• _What you have to do_
Find how many lines in the data below mention "marker". Give the number only.

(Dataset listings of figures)
───

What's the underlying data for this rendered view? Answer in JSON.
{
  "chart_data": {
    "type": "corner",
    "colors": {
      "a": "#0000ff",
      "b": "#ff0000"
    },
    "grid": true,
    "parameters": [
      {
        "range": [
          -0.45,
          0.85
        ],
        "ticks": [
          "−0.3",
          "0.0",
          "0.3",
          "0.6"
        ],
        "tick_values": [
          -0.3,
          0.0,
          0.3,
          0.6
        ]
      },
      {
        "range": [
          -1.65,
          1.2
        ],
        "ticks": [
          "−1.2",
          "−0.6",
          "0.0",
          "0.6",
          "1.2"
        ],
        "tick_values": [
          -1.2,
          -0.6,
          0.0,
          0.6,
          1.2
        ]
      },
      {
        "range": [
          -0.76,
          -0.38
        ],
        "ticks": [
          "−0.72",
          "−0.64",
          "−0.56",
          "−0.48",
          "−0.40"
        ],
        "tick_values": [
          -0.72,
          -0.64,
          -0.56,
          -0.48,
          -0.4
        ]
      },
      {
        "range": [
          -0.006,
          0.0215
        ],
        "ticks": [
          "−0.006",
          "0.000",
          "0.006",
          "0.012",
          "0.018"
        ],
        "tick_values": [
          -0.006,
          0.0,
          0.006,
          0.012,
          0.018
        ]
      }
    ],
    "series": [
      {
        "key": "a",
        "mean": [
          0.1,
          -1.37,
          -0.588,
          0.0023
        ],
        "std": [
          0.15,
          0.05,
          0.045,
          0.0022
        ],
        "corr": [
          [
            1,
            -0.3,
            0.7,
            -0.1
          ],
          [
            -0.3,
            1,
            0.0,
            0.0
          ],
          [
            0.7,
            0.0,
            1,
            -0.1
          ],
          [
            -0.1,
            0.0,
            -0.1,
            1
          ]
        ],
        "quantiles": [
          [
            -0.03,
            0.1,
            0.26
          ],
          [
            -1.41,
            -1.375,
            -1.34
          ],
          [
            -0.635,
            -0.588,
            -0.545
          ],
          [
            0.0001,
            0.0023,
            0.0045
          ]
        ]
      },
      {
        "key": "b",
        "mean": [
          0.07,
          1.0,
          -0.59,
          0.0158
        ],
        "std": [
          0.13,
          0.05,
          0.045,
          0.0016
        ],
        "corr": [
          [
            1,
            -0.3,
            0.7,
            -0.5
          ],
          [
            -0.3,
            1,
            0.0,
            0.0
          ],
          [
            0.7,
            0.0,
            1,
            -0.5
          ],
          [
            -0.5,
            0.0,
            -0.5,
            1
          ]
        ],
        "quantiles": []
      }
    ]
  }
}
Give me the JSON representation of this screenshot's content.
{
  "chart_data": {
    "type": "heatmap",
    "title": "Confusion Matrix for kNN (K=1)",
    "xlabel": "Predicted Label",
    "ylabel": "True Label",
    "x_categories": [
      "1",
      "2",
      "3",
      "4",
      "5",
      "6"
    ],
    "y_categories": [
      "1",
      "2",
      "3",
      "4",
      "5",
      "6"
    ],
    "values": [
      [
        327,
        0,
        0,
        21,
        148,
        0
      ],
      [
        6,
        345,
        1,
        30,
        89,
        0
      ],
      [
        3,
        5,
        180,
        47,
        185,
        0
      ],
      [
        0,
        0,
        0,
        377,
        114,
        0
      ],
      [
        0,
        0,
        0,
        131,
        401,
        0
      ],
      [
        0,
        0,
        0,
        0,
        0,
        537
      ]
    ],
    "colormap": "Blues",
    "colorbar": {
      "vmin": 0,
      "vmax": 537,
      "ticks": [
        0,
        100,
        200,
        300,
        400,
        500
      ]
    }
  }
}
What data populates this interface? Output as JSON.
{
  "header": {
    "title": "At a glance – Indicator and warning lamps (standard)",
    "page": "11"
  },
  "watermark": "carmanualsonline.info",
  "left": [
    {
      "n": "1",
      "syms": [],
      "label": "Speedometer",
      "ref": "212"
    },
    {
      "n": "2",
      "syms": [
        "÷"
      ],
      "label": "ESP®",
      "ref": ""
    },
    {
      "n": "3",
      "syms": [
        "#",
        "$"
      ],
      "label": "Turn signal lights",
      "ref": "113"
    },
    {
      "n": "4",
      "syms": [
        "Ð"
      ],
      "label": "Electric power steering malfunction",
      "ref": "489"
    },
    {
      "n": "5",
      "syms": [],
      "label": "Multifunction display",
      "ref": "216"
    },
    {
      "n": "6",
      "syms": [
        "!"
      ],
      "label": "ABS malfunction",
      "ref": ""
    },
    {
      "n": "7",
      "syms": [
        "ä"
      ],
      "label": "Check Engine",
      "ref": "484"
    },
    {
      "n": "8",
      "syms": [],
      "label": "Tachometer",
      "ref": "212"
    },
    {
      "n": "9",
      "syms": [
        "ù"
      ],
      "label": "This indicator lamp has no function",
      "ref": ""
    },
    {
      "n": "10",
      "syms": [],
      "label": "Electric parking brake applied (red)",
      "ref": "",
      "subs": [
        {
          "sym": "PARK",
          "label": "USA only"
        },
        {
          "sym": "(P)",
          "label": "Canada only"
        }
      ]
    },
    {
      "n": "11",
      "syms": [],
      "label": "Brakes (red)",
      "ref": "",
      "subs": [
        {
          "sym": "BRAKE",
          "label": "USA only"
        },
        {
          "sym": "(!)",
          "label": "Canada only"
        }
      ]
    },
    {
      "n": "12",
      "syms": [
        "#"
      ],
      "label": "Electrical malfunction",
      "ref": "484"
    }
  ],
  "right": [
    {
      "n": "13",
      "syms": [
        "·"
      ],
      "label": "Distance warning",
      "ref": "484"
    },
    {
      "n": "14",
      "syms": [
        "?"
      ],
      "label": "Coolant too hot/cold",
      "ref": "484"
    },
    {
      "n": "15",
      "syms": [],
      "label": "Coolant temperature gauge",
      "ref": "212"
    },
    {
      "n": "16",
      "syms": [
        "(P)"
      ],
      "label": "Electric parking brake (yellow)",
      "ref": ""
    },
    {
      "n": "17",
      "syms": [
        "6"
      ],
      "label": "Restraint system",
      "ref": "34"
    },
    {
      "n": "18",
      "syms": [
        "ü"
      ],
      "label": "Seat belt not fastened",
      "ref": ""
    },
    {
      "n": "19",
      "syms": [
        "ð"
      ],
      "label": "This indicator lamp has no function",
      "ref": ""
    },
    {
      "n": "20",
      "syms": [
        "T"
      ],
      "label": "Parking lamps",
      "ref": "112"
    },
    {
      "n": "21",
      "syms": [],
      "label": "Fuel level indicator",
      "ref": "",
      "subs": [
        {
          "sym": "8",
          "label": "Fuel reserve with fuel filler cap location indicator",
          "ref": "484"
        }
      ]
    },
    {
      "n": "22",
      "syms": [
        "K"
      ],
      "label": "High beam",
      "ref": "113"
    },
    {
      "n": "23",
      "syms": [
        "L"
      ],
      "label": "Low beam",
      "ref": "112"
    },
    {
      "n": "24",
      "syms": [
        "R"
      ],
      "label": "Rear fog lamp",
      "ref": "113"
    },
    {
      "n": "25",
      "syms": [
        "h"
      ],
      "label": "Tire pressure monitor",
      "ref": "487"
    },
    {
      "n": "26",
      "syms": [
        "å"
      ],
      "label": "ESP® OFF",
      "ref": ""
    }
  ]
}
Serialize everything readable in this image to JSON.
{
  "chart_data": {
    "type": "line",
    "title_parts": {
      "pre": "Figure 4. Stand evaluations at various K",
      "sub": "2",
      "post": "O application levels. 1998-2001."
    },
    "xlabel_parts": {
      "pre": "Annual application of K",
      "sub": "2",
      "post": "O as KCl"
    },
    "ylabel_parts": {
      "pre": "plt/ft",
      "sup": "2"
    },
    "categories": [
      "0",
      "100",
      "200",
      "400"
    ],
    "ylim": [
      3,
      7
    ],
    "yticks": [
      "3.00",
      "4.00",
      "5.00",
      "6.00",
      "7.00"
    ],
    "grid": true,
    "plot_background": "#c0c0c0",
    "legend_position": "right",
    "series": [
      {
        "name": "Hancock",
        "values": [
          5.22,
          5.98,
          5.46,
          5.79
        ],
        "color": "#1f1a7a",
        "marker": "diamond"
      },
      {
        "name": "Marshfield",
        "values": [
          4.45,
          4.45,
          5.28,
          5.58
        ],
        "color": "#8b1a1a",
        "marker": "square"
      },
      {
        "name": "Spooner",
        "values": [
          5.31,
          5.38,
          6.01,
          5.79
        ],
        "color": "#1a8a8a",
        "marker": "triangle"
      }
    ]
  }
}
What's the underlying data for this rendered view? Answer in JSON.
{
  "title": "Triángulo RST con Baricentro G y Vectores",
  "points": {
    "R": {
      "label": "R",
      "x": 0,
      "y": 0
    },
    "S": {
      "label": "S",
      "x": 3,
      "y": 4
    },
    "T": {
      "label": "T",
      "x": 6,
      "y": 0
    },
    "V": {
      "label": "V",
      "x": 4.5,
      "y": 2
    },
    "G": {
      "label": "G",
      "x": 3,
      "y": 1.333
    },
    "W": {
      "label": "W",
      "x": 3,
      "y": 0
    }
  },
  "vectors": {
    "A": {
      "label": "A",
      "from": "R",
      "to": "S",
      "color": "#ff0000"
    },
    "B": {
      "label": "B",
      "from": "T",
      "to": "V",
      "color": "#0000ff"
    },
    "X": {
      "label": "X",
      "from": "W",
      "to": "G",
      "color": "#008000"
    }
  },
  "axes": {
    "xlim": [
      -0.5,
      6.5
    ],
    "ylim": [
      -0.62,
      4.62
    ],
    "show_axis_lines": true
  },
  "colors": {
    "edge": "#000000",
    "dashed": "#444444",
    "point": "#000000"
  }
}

───

• _Response to the task_
3